* _Problem_
Could you print all the entries exactly?

-- START OF Records for processing --

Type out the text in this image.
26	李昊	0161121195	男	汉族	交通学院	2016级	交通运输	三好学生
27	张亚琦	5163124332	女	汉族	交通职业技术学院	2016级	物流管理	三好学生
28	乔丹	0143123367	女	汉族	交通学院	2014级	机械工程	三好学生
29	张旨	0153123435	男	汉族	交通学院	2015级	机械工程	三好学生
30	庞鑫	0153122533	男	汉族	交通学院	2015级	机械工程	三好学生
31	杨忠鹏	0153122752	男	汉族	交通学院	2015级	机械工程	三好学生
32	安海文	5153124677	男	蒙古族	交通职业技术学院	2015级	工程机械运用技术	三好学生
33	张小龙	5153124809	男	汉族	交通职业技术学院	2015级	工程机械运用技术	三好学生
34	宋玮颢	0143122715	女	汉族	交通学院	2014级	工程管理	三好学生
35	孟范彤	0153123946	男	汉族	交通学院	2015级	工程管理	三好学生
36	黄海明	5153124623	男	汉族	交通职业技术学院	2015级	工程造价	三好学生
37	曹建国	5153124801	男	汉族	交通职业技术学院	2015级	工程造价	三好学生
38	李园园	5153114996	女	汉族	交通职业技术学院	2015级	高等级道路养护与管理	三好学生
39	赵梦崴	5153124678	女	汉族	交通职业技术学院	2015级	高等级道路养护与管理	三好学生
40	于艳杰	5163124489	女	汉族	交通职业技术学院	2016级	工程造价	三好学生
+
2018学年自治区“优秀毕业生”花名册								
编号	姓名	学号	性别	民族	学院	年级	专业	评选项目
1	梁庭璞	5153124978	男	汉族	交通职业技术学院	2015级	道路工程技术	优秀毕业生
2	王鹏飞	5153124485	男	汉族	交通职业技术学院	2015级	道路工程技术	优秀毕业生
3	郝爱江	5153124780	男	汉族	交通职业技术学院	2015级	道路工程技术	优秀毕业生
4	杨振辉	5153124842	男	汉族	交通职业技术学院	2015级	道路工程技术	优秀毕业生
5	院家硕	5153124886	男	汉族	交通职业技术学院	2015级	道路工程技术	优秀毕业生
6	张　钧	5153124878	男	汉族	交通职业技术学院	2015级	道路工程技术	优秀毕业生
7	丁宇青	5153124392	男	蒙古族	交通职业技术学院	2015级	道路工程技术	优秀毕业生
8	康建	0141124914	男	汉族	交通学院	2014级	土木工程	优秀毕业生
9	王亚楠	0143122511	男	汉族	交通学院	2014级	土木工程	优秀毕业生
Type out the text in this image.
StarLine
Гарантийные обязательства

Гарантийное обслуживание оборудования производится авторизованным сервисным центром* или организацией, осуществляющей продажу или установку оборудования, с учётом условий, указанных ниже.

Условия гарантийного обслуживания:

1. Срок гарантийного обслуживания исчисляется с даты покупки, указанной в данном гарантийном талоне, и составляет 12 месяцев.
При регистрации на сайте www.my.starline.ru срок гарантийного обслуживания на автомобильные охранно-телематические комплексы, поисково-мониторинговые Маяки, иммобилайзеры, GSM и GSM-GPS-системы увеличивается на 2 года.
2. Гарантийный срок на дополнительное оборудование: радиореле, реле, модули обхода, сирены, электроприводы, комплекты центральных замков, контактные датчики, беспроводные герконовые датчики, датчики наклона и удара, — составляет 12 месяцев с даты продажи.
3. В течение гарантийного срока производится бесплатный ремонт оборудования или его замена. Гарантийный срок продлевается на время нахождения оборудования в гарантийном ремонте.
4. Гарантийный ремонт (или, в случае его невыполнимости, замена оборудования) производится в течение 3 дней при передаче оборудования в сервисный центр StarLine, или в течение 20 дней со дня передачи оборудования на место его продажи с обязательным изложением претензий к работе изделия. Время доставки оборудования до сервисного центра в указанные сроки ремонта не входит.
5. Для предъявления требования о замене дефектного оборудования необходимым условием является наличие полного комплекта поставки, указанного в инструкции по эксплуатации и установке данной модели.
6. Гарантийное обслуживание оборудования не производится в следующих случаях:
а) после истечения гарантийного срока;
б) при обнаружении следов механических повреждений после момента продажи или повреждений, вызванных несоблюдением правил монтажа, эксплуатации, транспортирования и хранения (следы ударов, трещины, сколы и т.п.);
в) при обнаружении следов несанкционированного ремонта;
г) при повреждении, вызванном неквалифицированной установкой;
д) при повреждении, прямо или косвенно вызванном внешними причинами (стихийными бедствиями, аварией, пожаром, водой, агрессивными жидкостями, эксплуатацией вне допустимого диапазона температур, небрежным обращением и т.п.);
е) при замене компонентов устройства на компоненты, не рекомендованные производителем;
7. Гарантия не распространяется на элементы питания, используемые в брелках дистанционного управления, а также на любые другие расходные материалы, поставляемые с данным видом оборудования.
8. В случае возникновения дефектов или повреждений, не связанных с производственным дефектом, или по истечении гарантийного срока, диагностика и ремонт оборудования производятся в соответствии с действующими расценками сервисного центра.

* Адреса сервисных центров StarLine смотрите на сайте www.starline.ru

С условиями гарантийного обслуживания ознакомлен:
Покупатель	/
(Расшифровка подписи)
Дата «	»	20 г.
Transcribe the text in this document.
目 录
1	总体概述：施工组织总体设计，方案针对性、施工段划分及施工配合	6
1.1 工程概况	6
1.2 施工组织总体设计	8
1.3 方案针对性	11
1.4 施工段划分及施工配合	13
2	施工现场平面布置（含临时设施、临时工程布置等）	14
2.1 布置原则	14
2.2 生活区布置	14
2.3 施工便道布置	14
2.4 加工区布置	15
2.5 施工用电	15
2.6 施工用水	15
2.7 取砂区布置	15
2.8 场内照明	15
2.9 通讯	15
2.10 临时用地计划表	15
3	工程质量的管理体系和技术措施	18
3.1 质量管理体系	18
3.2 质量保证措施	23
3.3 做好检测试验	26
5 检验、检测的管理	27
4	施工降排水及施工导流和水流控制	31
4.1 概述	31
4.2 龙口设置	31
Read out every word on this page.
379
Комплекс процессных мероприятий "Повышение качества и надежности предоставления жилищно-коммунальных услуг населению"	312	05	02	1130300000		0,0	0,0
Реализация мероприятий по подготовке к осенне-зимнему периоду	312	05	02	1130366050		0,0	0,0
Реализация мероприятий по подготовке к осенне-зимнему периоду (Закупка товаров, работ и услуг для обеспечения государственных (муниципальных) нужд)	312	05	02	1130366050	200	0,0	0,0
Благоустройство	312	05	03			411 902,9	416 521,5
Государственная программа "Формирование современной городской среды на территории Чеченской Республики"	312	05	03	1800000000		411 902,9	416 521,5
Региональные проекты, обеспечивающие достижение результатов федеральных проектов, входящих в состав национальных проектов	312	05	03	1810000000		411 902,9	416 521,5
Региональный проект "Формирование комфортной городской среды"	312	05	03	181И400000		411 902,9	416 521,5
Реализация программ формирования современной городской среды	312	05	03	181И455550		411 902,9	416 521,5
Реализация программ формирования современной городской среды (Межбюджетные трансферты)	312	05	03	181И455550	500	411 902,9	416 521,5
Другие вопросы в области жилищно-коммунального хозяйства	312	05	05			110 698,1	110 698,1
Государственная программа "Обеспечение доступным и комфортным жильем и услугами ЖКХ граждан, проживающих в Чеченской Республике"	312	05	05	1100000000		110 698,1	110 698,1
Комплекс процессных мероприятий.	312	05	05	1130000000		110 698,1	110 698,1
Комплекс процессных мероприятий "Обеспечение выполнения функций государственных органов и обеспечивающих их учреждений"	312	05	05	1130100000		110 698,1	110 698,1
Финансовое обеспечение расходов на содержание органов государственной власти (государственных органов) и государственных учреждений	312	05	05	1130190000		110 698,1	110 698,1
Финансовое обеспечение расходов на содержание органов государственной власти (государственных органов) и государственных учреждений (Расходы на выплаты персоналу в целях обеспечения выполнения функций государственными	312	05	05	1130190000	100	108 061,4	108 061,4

-- END OF Records for processing --

* _Worked answer_
Type out the text in this image.
26	李昊	0161121195	男	汉族	交通学院	2016级	交通运输	三好学生
27	张亚琦	5163124332	女	汉族	交通职业技术学院	2016级	物流管理	三好学生
28	乔丹	0143123367	女	汉族	交通学院	2014级	机械工程	三好学生
29	张旨	0153123435	男	汉族	交通学院	2015级	机械工程	三好学生
30	庞鑫	0153122533	男	汉族	交通学院	2015级	机械工程	三好学生
31	杨忠鹏	0153122752	男	汉族	交通学院	2015级	机械工程	三好学生
32	安海文	5153124677	男	蒙古族	交通职业技术学院	2015级	工程机械运用技术	三好学生
33	张小龙	5153124809	男	汉族	交通职业技术学院	2015级	工程机械运用技术	三好学生
34	宋玮颢	0143122715	女	汉族	交通学院	2014级	工程管理	三好学生
35	孟范彤	0153123946	男	汉族	交通学院	2015级	工程管理	三好学生
36	黄海明	5153124623	男	汉族	交通职业技术学院	2015级	工程造价	三好学生
37	曹建国	5153124801	男	汉族	交通职业技术学院	2015级	工程造价	三好学生
38	李园园	5153114996	女	汉族	交通职业技术学院	2015级	高等级道路养护与管理	三好学生
39	赵梦崴	5153124678	女	汉族	交通职业技术学院	2015级	高等级道路养护与管理	三好学生
40	于艳杰	5163124489	女	汉族	交通职业技术学院	2016级	工程造价	三好学生
+
2018学年自治区“优秀毕业生”花名册								
编号	姓名	学号	性别	民族	学院	年级	专业	评选项目
1	梁庭璞	5153124978	男	汉族	交通职业技术学院	2015级	道路工程技术	优秀毕业生
2	王鹏飞	5153124485	男	汉族	交通职业技术学院	2015级	道路工程技术	优秀毕业生
3	郝爱江	5153124780	男	汉族	交通职业技术学院	2015级	道路工程技术	优秀毕业生
4	杨振辉	5153124842	男	汉族	交通职业技术学院	2015级	道路工程技术	优秀毕业生
5	院家硕	5153124886	男	汉族	交通职业技术学院	2015级	道路工程技术	优秀毕业生
6	张　钧	5153124878	男	汉族	交通职业技术学院	2015级	道路工程技术	优秀毕业生
7	丁宇青	5153124392	男	蒙古族	交通职业技术学院	2015级	道路工程技术	优秀毕业生
8	康建	0141124914	男	汉族	交通学院	2014级	土木工程	优秀毕业生
9	王亚楠	0143122511	男	汉族	交通学院	2014级	土木工程	优秀毕业生
Type out the text in this image.
StarLine
Гарантийные обязательства

Гарантийное обслуживание оборудования производится авторизованным сервисным центром* или организацией, осуществляющей продажу или установку оборудования, с учётом условий, указанных ниже.

Условия гарантийного обслуживания:

1. Срок гарантийного обслуживания исчисляется с даты покупки, указанной в данном гарантийном талоне, и составляет 12 месяцев.
При регистрации на сайте www.my.starline.ru срок гарантийного обслуживания на автомобильные охранно-телематические комплексы, поисково-мониторинговые Маяки, иммобилайзеры, GSM и GSM-GPS-системы увеличивается на 2 года.
2. Гарантийный срок на дополнительное оборудование: радиореле, реле, модули обхода, сирены, электроприводы, комплекты центральных замков, контактные датчики, беспроводные герконовые датчики, датчики наклона и удара, — составляет 12 месяцев с даты продажи.
3. В течение гарантийного срока производится бесплатный ремонт оборудования или его замена. Гарантийный срок продлевается на время нахождения оборудования в гарантийном ремонте.
4. Гарантийный ремонт (или, в случае его невыполнимости, замена оборудования) производится в течение 3 дней при передаче оборудования в сервисный центр StarLine, или в течение 20 дней со дня передачи оборудования на место его продажи с обязательным изложением претензий к работе изделия. Время доставки оборудования до сервисного центра в указанные сроки ремонта не входит.
5. Для предъявления требования о замене дефектного оборудования необходимым условием является наличие полного комплекта поставки, указанного в инструкции по эксплуатации и установке данной модели.
6. Гарантийное обслуживание оборудования не производится в следующих случаях:
а) после истечения гарантийного срока;
б) при обнаружении следов механических повреждений после момента продажи или повреждений, вызванных несоблюдением правил монтажа, эксплуатации, транспортирования и хранения (следы ударов, трещины, сколы и т.п.);
в) при обнаружении следов несанкционированного ремонта;
г) при повреждении, вызванном неквалифицированной установкой;
д) при повреждении, прямо или косвенно вызванном внешними причинами (стихийными бедствиями, аварией, пожаром, водой, агрессивными жидкостями, эксплуатацией вне допустимого диапазона температур, небрежным обращением и т.п.);
е) при замене компонентов устройства на компоненты, не рекомендованные производителем;
7. Гарантия не распространяется на элементы питания, используемые в брелках дистанционного управления, а также на любые другие расходные материалы, поставляемые с данным видом оборудования.
8. В случае возникновения дефектов или повреждений, не связанных с производственным дефектом, или по истечении гарантийного срока, диагностика и ремонт оборудования производятся в соответствии с действующими расценками сервисного центра.

* Адреса сервисных центров StarLine смотрите на сайте www.starline.ru

С условиями гарантийного обслуживания ознакомлен:
Покупатель	/
(Расшифровка подписи)
Дата «	»	20 г.
Transcribe the text in this document.
目 录
1	总体概述：施工组织总体设计，方案针对性、施工段划分及施工配合	6
1.1 工程概况	6
1.2 施工组织总体设计	8
1.3 方案针对性	11
1.4 施工段划分及施工配合	13
2	施工现场平面布置（含临时设施、临时工程布置等）	14
2.1 布置原则	14
2.2 生活区布置	14
2.3 施工便道布置	14
2.4 加工区布置	15
2.5 施工用电	15
2.6 施工用水	15
2.7 取砂区布置	15
2.8 场内照明	15
2.9 通讯	15
2.10 临时用地计划表	15
3	工程质量的管理体系和技术措施	18
3.1 质量管理体系	18
3.2 质量保证措施	23
3.3 做好检测试验	26
5 检验、检测的管理	27
4	施工降排水及施工导流和水流控制	31
4.1 概述	31
4.2 龙口设置	31
Read out every word on this page.
379
Комплекс процессных мероприятий "Повышение качества и надежности предоставления жилищно-коммунальных услуг населению"	312	05	02	1130300000		0,0	0,0
Реализация мероприятий по подготовке к осенне-зимнему периоду	312	05	02	1130366050		0,0	0,0
Реализация мероприятий по подготовке к осенне-зимнему периоду (Закупка товаров, работ и услуг для обеспечения государственных (муниципальных) нужд)	312	05	02	1130366050	200	0,0	0,0
Благоустройство	312	05	03			411 902,9	416 521,5
Государственная программа "Формирование современной городской среды на территории Чеченской Республики"	312	05	03	1800000000		411 902,9	416 521,5
Региональные проекты, обеспечивающие достижение результатов федеральных проектов, входящих в состав национальных проектов	312	05	03	1810000000		411 902,9	416 521,5
Региональный проект "Формирование комфортной городской среды"	312	05	03	181И400000		411 902,9	416 521,5
Реализация программ формирования современной городской среды	312	05	03	181И455550		411 902,9	416 521,5
Реализация программ формирования современной городской среды (Межбюджетные трансферты)	312	05	03	181И455550	500	411 902,9	416 521,5
Другие вопросы в области жилищно-коммунального хозяйства	312	05	05			110 698,1	110 698,1
Государственная программа "Обеспечение доступным и комфортным жильем и услугами ЖКХ граждан, проживающих в Чеченской Республике"	312	05	05	1100000000		110 698,1	110 698,1
Комплекс процессных мероприятий.	312	05	05	1130000000		110 698,1	110 698,1
Комплекс процессных мероприятий "Обеспечение выполнения функций государственных органов и обеспечивающих их учреждений"	312	05	05	1130100000		110 698,1	110 698,1
Финансовое обеспечение расходов на содержание органов государственной власти (государственных органов) и государственных учреждений	312	05	05	1130190000		110 698,1	110 698,1
Финансовое обеспечение расходов на содержание органов государственной власти (государственных органов) и государственных учреждений (Расходы на выплаты персоналу в целях обеспечения выполнения функций государственными	312	05	05	1130190000	100	108 061,4	108 061,4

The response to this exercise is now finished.